Items from a dataset
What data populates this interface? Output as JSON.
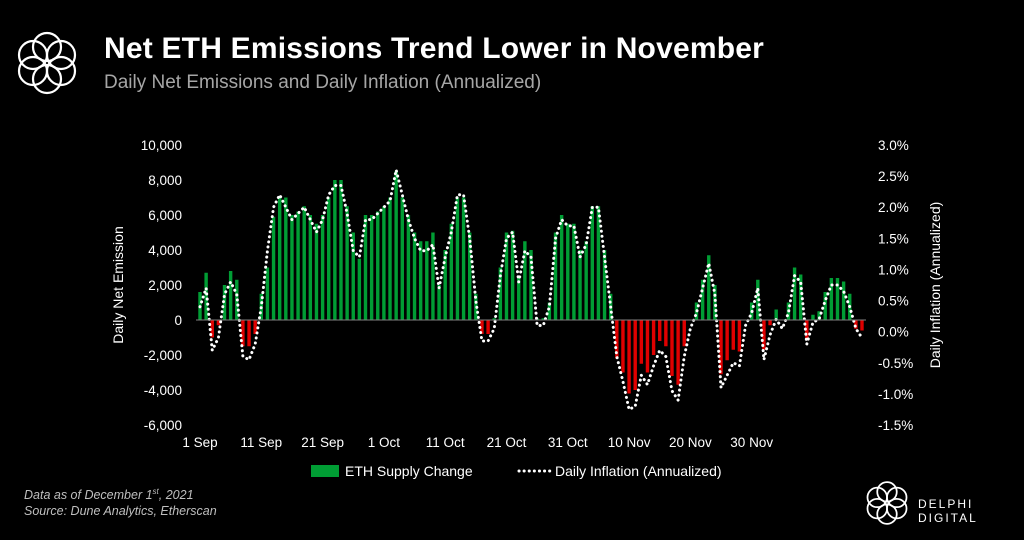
{
  "header": {
    "title": "Net ETH Emissions Trend Lower in November",
    "subtitle": "Daily Net Emissions and Daily Inflation (Annualized)",
    "logo_icon": "flower-logo-icon"
  },
  "footer": {
    "note_prefix": "Data as of December 1",
    "note_sup": "st",
    "note_suffix": ", 2021",
    "source": "Source: Dune Analytics, Etherscan",
    "brand_name": "DELPHI DIGITAL",
    "brand_icon": "delphi-logo-icon"
  },
  "colors": {
    "positive": "#009d34",
    "negative": "#e00000",
    "line": "#ffffff",
    "plot_bg": "#000000"
  },
  "chart_data": {
    "type": "bar",
    "ylabel": "Daily Net Emission",
    "y2label": "Daily Inflation (Annualized)",
    "ylim": [
      -6000,
      10000
    ],
    "y2lim": [
      -1.5,
      3.0
    ],
    "yticks": [
      "10,000",
      "8,000",
      "6,000",
      "4,000",
      "2,000",
      "0",
      "-2,000",
      "-4,000",
      "-6,000"
    ],
    "y2ticks": [
      "3.0%",
      "2.5%",
      "2.0%",
      "1.5%",
      "1.0%",
      "0.5%",
      "0.0%",
      "-0.5%",
      "-1.0%",
      "-1.5%"
    ],
    "xticks": [
      "1 Sep",
      "11 Sep",
      "21 Sep",
      "1 Oct",
      "11 Oct",
      "21 Oct",
      "31 Oct",
      "10 Nov",
      "20 Nov",
      "30 Nov"
    ],
    "legend": [
      "ETH Supply Change",
      "Daily Inflation (Annualized)"
    ],
    "grid": false,
    "legend_position": "bottom",
    "series": [
      {
        "name": "ETH Supply Change",
        "type": "bar",
        "values": [
          1600,
          2700,
          -1000,
          -300,
          2000,
          2800,
          2300,
          -1500,
          -1500,
          -800,
          1500,
          3000,
          5900,
          7000,
          7000,
          6000,
          6200,
          6500,
          6000,
          5500,
          6000,
          7000,
          8000,
          8000,
          6500,
          5000,
          3500,
          6000,
          6000,
          6200,
          6500,
          7000,
          8500,
          7000,
          6000,
          5000,
          4500,
          4500,
          5000,
          2000,
          4000,
          5500,
          7000,
          7000,
          5000,
          1500,
          -800,
          -800,
          100,
          3000,
          5000,
          5100,
          2500,
          4500,
          4000,
          100,
          100,
          1000,
          5000,
          6000,
          5500,
          5500,
          4000,
          4500,
          6500,
          6500,
          4000,
          1500,
          -2200,
          -3000,
          -4200,
          -4000,
          -2500,
          -3000,
          -2000,
          -1200,
          -1500,
          -3200,
          -3700,
          -1500,
          0,
          1000,
          2300,
          3700,
          2000,
          -3100,
          -2300,
          -1700,
          -1800,
          0,
          1000,
          2300,
          -1700,
          -300,
          600,
          0,
          1000,
          3000,
          2600,
          -1100,
          300,
          500,
          1600,
          2400,
          2400,
          2200,
          1500,
          -500,
          -600
        ]
      },
      {
        "name": "Daily Inflation (Annualized)",
        "type": "line",
        "values": [
          0.4,
          0.7,
          -0.3,
          -0.1,
          0.6,
          0.8,
          0.6,
          -0.4,
          -0.45,
          -0.2,
          0.4,
          1.3,
          2.0,
          2.2,
          2.0,
          1.8,
          1.9,
          2.0,
          1.8,
          1.6,
          1.8,
          2.2,
          2.35,
          2.35,
          1.9,
          1.3,
          1.2,
          1.8,
          1.8,
          1.9,
          2.0,
          2.1,
          2.6,
          2.2,
          1.8,
          1.5,
          1.3,
          1.3,
          1.4,
          0.7,
          1.2,
          1.6,
          2.2,
          2.2,
          1.5,
          0.5,
          -0.15,
          -0.15,
          0.05,
          0.9,
          1.5,
          1.6,
          0.8,
          1.3,
          1.2,
          0.1,
          0.1,
          0.4,
          1.5,
          1.8,
          1.7,
          1.7,
          1.2,
          1.4,
          2.0,
          2.0,
          1.2,
          0.4,
          -0.4,
          -0.8,
          -1.25,
          -1.2,
          -0.7,
          -0.85,
          -0.55,
          -0.3,
          -0.4,
          -0.95,
          -1.1,
          -0.4,
          0.05,
          0.3,
          0.7,
          1.1,
          0.6,
          -0.9,
          -0.7,
          -0.5,
          -0.55,
          0.1,
          0.3,
          0.7,
          -0.45,
          -0.05,
          0.2,
          0.05,
          0.3,
          0.9,
          0.8,
          -0.2,
          0.15,
          0.2,
          0.5,
          0.75,
          0.75,
          0.65,
          0.4,
          0.05,
          -0.1
        ]
      }
    ]
  }
}
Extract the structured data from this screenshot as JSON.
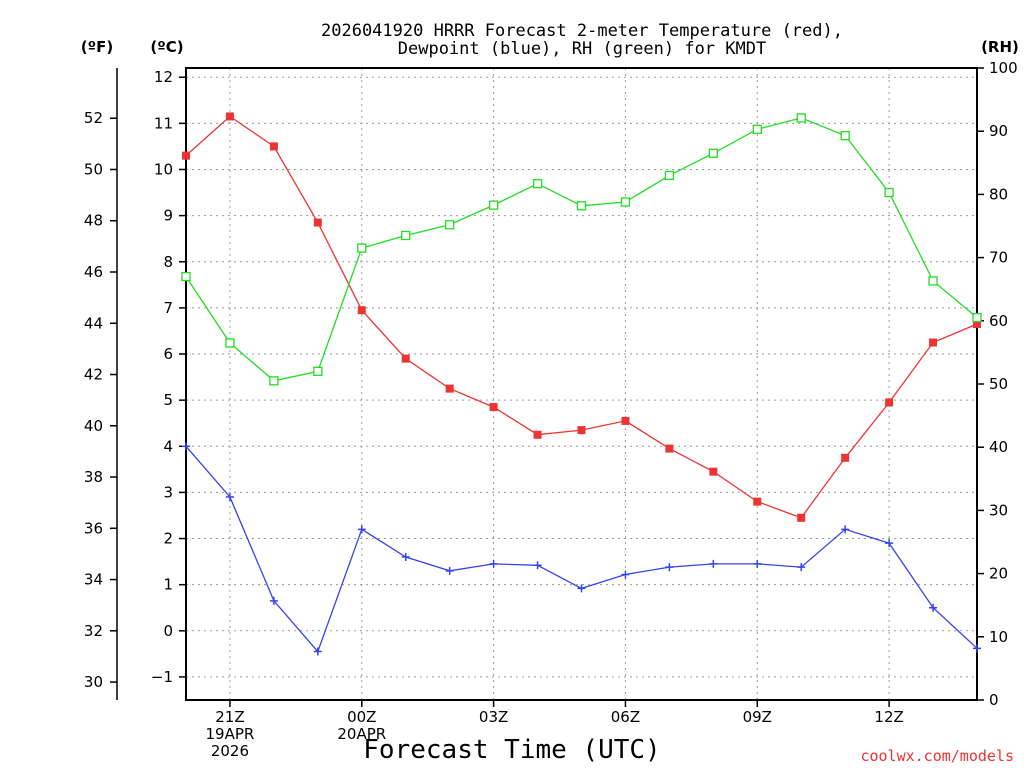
{
  "chart_data": {
    "type": "line",
    "title_lines": [
      "2026041920 HRRR Forecast 2-meter Temperature (red),",
      "Dewpoint (blue), RH (green) for KMDT"
    ],
    "xlabel": "Forecast Time (UTC)",
    "credit": "coolwx.com/models",
    "units": {
      "fahrenheit": "(ºF)",
      "celsius": "(ºC)",
      "rh": "(RH)"
    },
    "x_hours": [
      0,
      1,
      2,
      3,
      4,
      5,
      6,
      7,
      8,
      9,
      10,
      11,
      12,
      13,
      14,
      15,
      16,
      17,
      18
    ],
    "xlim": [
      0,
      18
    ],
    "x_ticks": [
      {
        "x": 1,
        "lines": [
          "21Z",
          "19APR",
          "2026"
        ]
      },
      {
        "x": 4,
        "lines": [
          "00Z",
          "20APR"
        ]
      },
      {
        "x": 7,
        "lines": [
          "03Z"
        ]
      },
      {
        "x": 10,
        "lines": [
          "06Z"
        ]
      },
      {
        "x": 13,
        "lines": [
          "09Z"
        ]
      },
      {
        "x": 16,
        "lines": [
          "12Z"
        ]
      }
    ],
    "celsius_axis": {
      "min": -1.5,
      "max": 12.2,
      "ticks": [
        -1,
        0,
        1,
        2,
        3,
        4,
        5,
        6,
        7,
        8,
        9,
        10,
        11,
        12
      ],
      "labels": [
        "−1",
        "0",
        "1",
        "2",
        "3",
        "4",
        "5",
        "6",
        "7",
        "8",
        "9",
        "10",
        "11",
        "12"
      ]
    },
    "fahrenheit_axis": {
      "ticks": [
        30,
        32,
        34,
        36,
        38,
        40,
        42,
        44,
        46,
        48,
        50,
        52
      ],
      "labels": [
        "30",
        "32",
        "34",
        "36",
        "38",
        "40",
        "42",
        "44",
        "46",
        "48",
        "50",
        "52"
      ]
    },
    "rh_axis": {
      "min": 0,
      "max": 100,
      "ticks": [
        0,
        10,
        20,
        30,
        40,
        50,
        60,
        70,
        80,
        90,
        100
      ],
      "labels": [
        "0",
        "10",
        "20",
        "30",
        "40",
        "50",
        "60",
        "70",
        "80",
        "90",
        "100"
      ]
    },
    "series": [
      {
        "name": "Temperature",
        "axis": "celsius",
        "color": "#ee3333",
        "marker": "filled-square",
        "values": [
          10.3,
          11.15,
          10.5,
          8.85,
          6.95,
          5.9,
          5.25,
          4.85,
          4.25,
          4.35,
          4.55,
          3.95,
          3.45,
          2.8,
          2.45,
          3.75,
          4.95,
          6.25,
          6.65
        ]
      },
      {
        "name": "Dewpoint",
        "axis": "celsius",
        "color": "#3344ee",
        "marker": "plus",
        "values": [
          4.0,
          2.9,
          0.65,
          -0.45,
          2.2,
          1.6,
          1.3,
          1.45,
          1.42,
          0.92,
          1.22,
          1.38,
          1.45,
          1.45,
          1.38,
          2.2,
          1.9,
          0.5,
          -0.38
        ]
      },
      {
        "name": "RH",
        "axis": "rh",
        "color": "#22dd22",
        "marker": "open-square",
        "values": [
          67,
          56.5,
          50.5,
          52,
          71.5,
          73.5,
          75.2,
          78.3,
          81.7,
          78.2,
          78.8,
          83,
          86.5,
          90.3,
          92.1,
          89.3,
          80.3,
          66.3,
          60.5
        ]
      }
    ]
  }
}
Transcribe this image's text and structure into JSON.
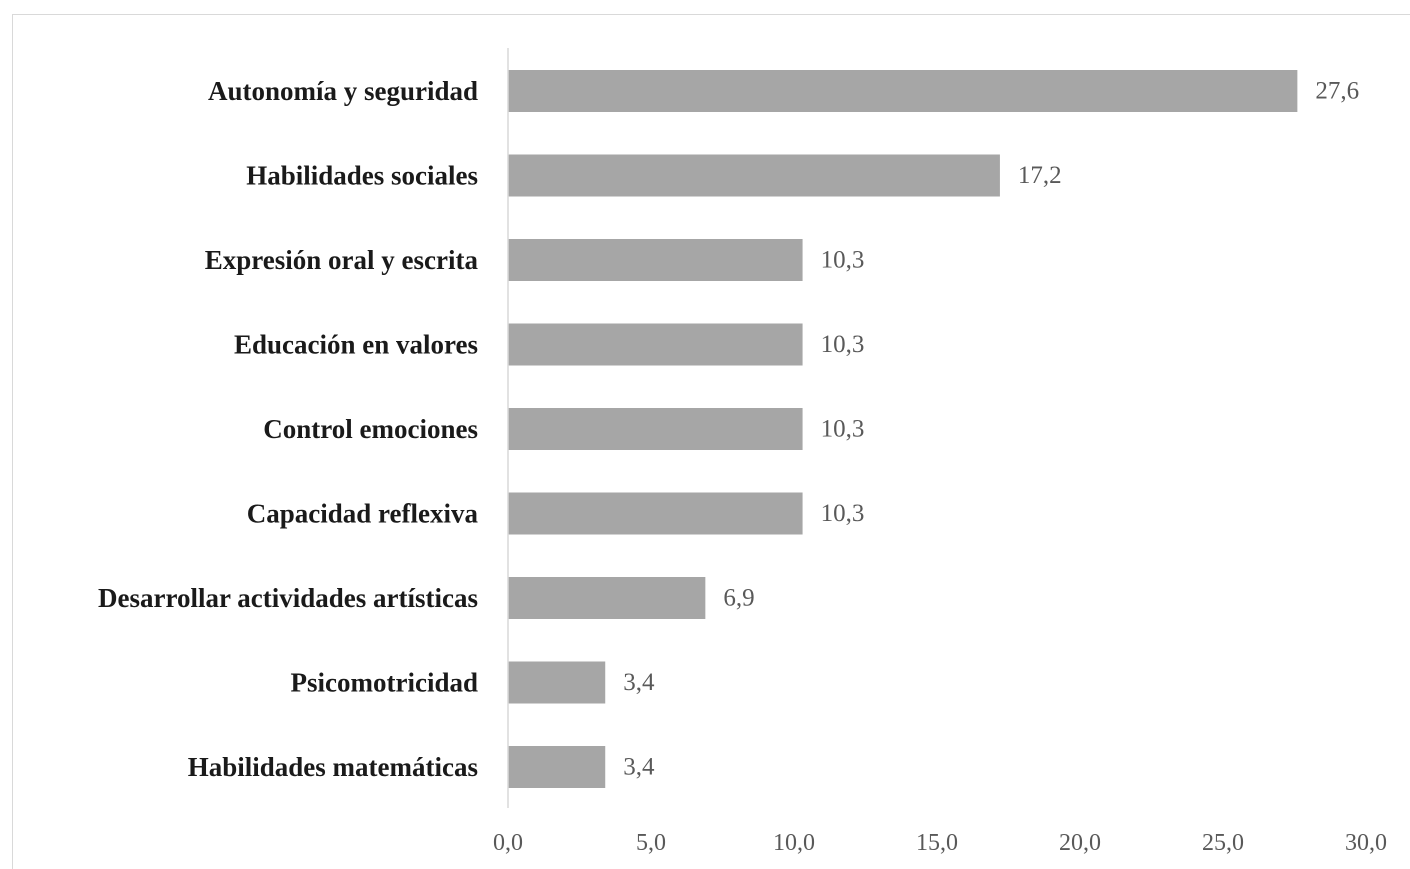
{
  "chart_data": {
    "type": "bar",
    "orientation": "horizontal",
    "title": "",
    "xlabel": "",
    "ylabel": "",
    "categories": [
      "Autonomía y seguridad",
      "Habilidades sociales",
      "Expresión oral y escrita",
      "Educación en valores",
      "Control emociones",
      "Capacidad reflexiva",
      "Desarrollar actividades artísticas",
      "Psicomotricidad",
      "Habilidades matemáticas"
    ],
    "values": [
      27.6,
      17.2,
      10.3,
      10.3,
      10.3,
      10.3,
      6.9,
      3.4,
      3.4
    ],
    "value_labels": [
      "27,6",
      "17,2",
      "10,3",
      "10,3",
      "10,3",
      "10,3",
      "6,9",
      "3,4",
      "3,4"
    ],
    "xlim": [
      0,
      30
    ],
    "xticks": [
      0,
      5,
      10,
      15,
      20,
      25,
      30
    ],
    "xtick_labels": [
      "0,0",
      "5,0",
      "10,0",
      "15,0",
      "20,0",
      "25,0",
      "30,0"
    ],
    "grid": false,
    "legend": "none",
    "bar_color": "#a6a6a6",
    "axis_color": "#d9d9d9"
  }
}
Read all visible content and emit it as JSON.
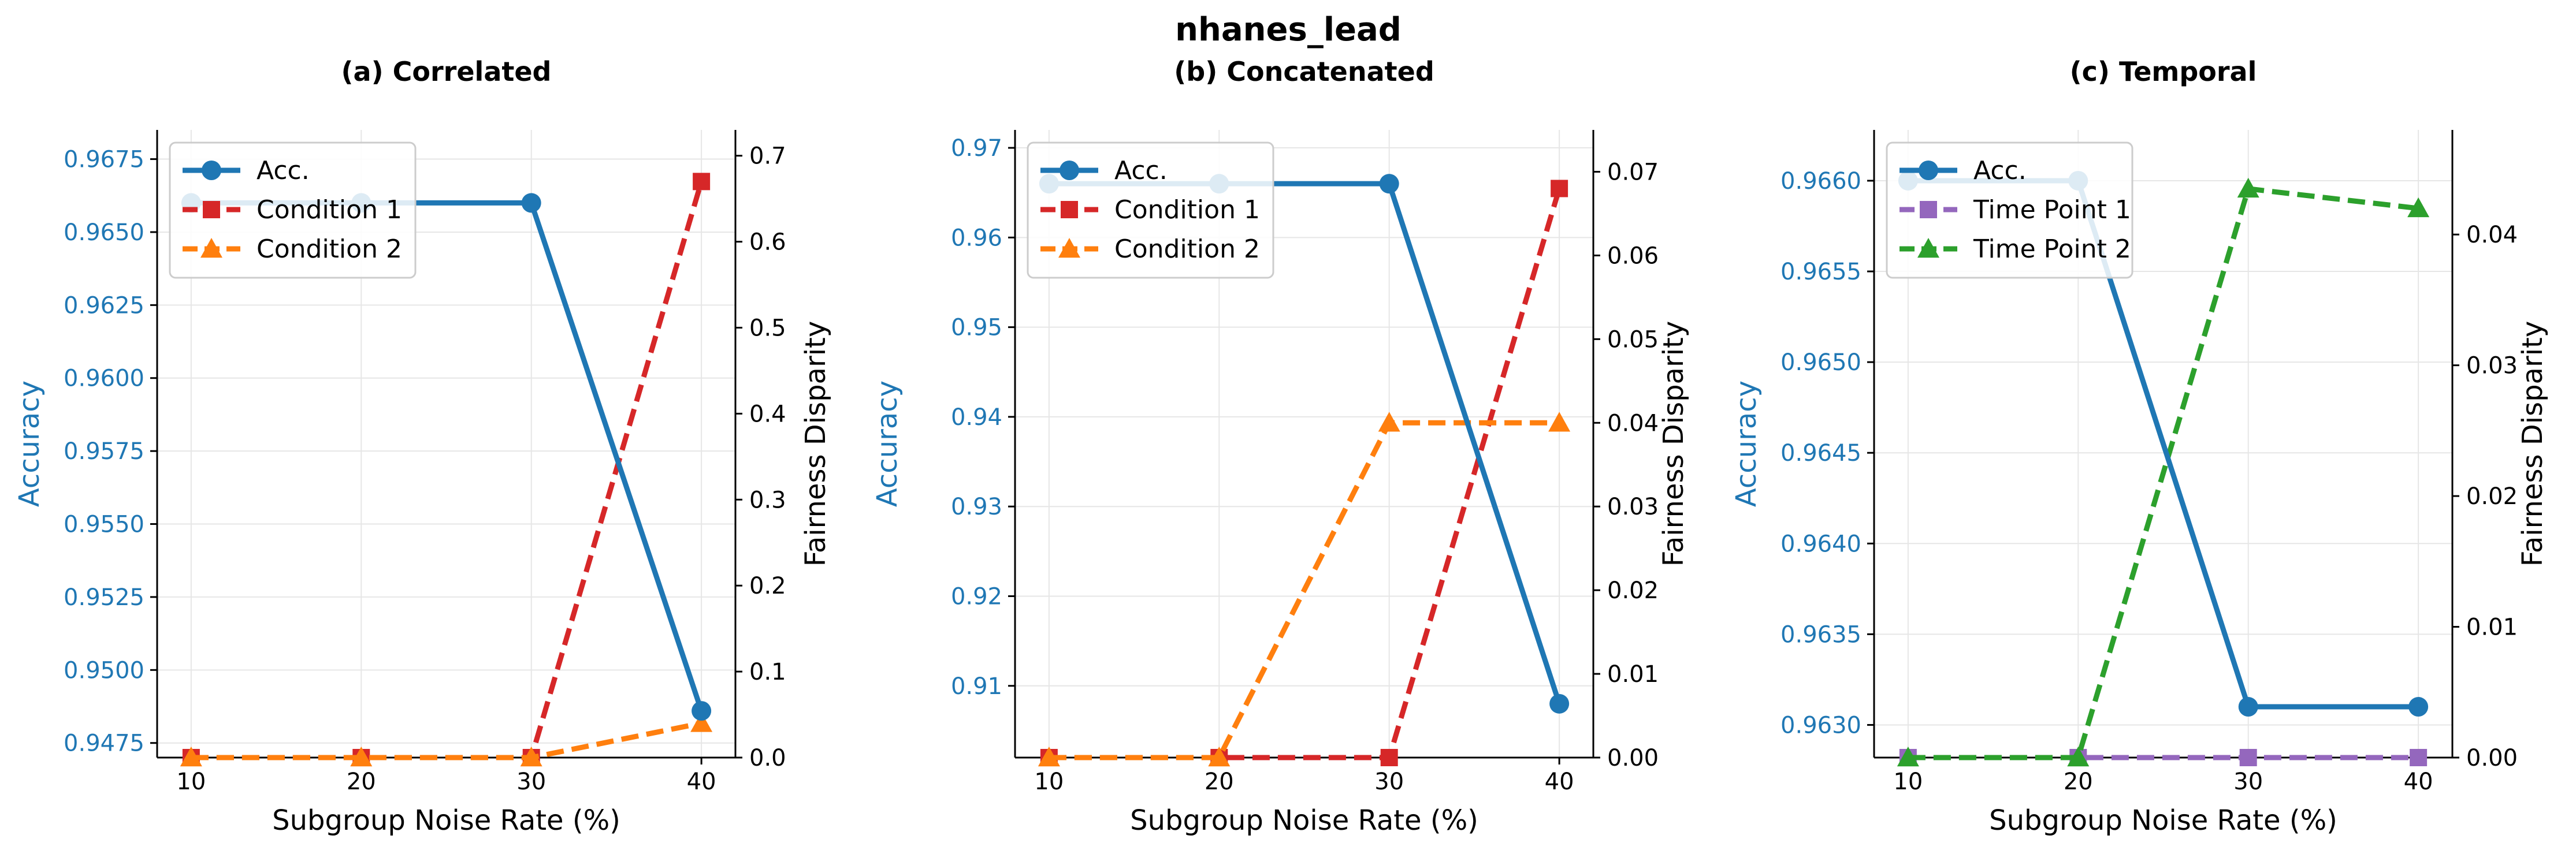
{
  "suptitle": "nhanes_lead",
  "chart_data": [
    {
      "type": "line",
      "title": "(a) Correlated",
      "xlabel": "Subgroup Noise Rate (%)",
      "ylabel_left": "Accuracy",
      "ylabel_right": "Fairness Disparity",
      "x": [
        10,
        20,
        30,
        40
      ],
      "xticks": [
        "10",
        "20",
        "30",
        "40"
      ],
      "xlim": [
        8,
        42
      ],
      "left_ylim": [
        0.947,
        0.9685
      ],
      "left_yticks": [
        "0.9475",
        "0.9500",
        "0.9525",
        "0.9550",
        "0.9575",
        "0.9600",
        "0.9625",
        "0.9650",
        "0.9675"
      ],
      "right_ylim": [
        0,
        0.73
      ],
      "right_yticks": [
        "0.0",
        "0.1",
        "0.2",
        "0.3",
        "0.4",
        "0.5",
        "0.6",
        "0.7"
      ],
      "grid": true,
      "legend": "top-left",
      "left_series": [
        {
          "name": "Acc.",
          "values": [
            0.966,
            0.966,
            0.966,
            0.9486
          ],
          "color": "#1f77b4",
          "marker": "circle",
          "dash": "solid"
        }
      ],
      "right_series": [
        {
          "name": "Condition 1",
          "values": [
            0.0,
            0.0,
            0.0,
            0.67
          ],
          "color": "#d62728",
          "marker": "square",
          "dash": "dashed"
        },
        {
          "name": "Condition 2",
          "values": [
            0.0,
            0.0,
            0.0,
            0.04
          ],
          "color": "#ff7f0e",
          "marker": "triangle",
          "dash": "dashed"
        }
      ]
    },
    {
      "type": "line",
      "title": "(b) Concatenated",
      "xlabel": "Subgroup Noise Rate (%)",
      "ylabel_left": "Accuracy",
      "ylabel_right": "Fairness Disparity",
      "x": [
        10,
        20,
        30,
        40
      ],
      "xticks": [
        "10",
        "20",
        "30",
        "40"
      ],
      "xlim": [
        8,
        42
      ],
      "left_ylim": [
        0.902,
        0.972
      ],
      "left_yticks": [
        "0.91",
        "0.92",
        "0.93",
        "0.94",
        "0.95",
        "0.96",
        "0.97"
      ],
      "right_ylim": [
        0,
        0.075
      ],
      "right_yticks": [
        "0.00",
        "0.01",
        "0.02",
        "0.03",
        "0.04",
        "0.05",
        "0.06",
        "0.07"
      ],
      "grid": true,
      "legend": "top-left",
      "left_series": [
        {
          "name": "Acc.",
          "values": [
            0.966,
            0.966,
            0.966,
            0.908
          ],
          "color": "#1f77b4",
          "marker": "circle",
          "dash": "solid"
        }
      ],
      "right_series": [
        {
          "name": "Condition 1",
          "values": [
            0.0,
            0.0,
            0.0,
            0.068
          ],
          "color": "#d62728",
          "marker": "square",
          "dash": "dashed"
        },
        {
          "name": "Condition 2",
          "values": [
            0.0,
            0.0,
            0.04,
            0.04
          ],
          "color": "#ff7f0e",
          "marker": "triangle",
          "dash": "dashed"
        }
      ]
    },
    {
      "type": "line",
      "title": "(c) Temporal",
      "xlabel": "Subgroup Noise Rate (%)",
      "ylabel_left": "Accuracy",
      "ylabel_right": "Fairness Disparity",
      "x": [
        10,
        20,
        30,
        40
      ],
      "xticks": [
        "10",
        "20",
        "30",
        "40"
      ],
      "xlim": [
        8,
        42
      ],
      "left_ylim": [
        0.96282,
        0.96628
      ],
      "left_yticks": [
        "0.9630",
        "0.9635",
        "0.9640",
        "0.9645",
        "0.9650",
        "0.9655",
        "0.9660"
      ],
      "right_ylim": [
        0,
        0.048
      ],
      "right_yticks": [
        "0.00",
        "0.01",
        "0.02",
        "0.03",
        "0.04"
      ],
      "grid": true,
      "legend": "top-left",
      "left_series": [
        {
          "name": "Acc.",
          "values": [
            0.966,
            0.966,
            0.9631,
            0.9631
          ],
          "color": "#1f77b4",
          "marker": "circle",
          "dash": "solid"
        }
      ],
      "right_series": [
        {
          "name": "Time Point 1",
          "values": [
            0.0,
            0.0,
            0.0,
            0.0
          ],
          "color": "#9467bd",
          "marker": "square",
          "dash": "dashed"
        },
        {
          "name": "Time Point 2",
          "values": [
            0.0,
            0.0,
            0.0435,
            0.042
          ],
          "color": "#2ca02c",
          "marker": "triangle",
          "dash": "dashed"
        }
      ]
    }
  ]
}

**What you are asked to do**
Using the listing above, pull out all lines that hold the word "Emissions".

**Task output**
    "title": "Net ETH Emissions Trend Lower in November",
    "subtitle": "Daily Net Emissions and Daily Inflation (Annualized)",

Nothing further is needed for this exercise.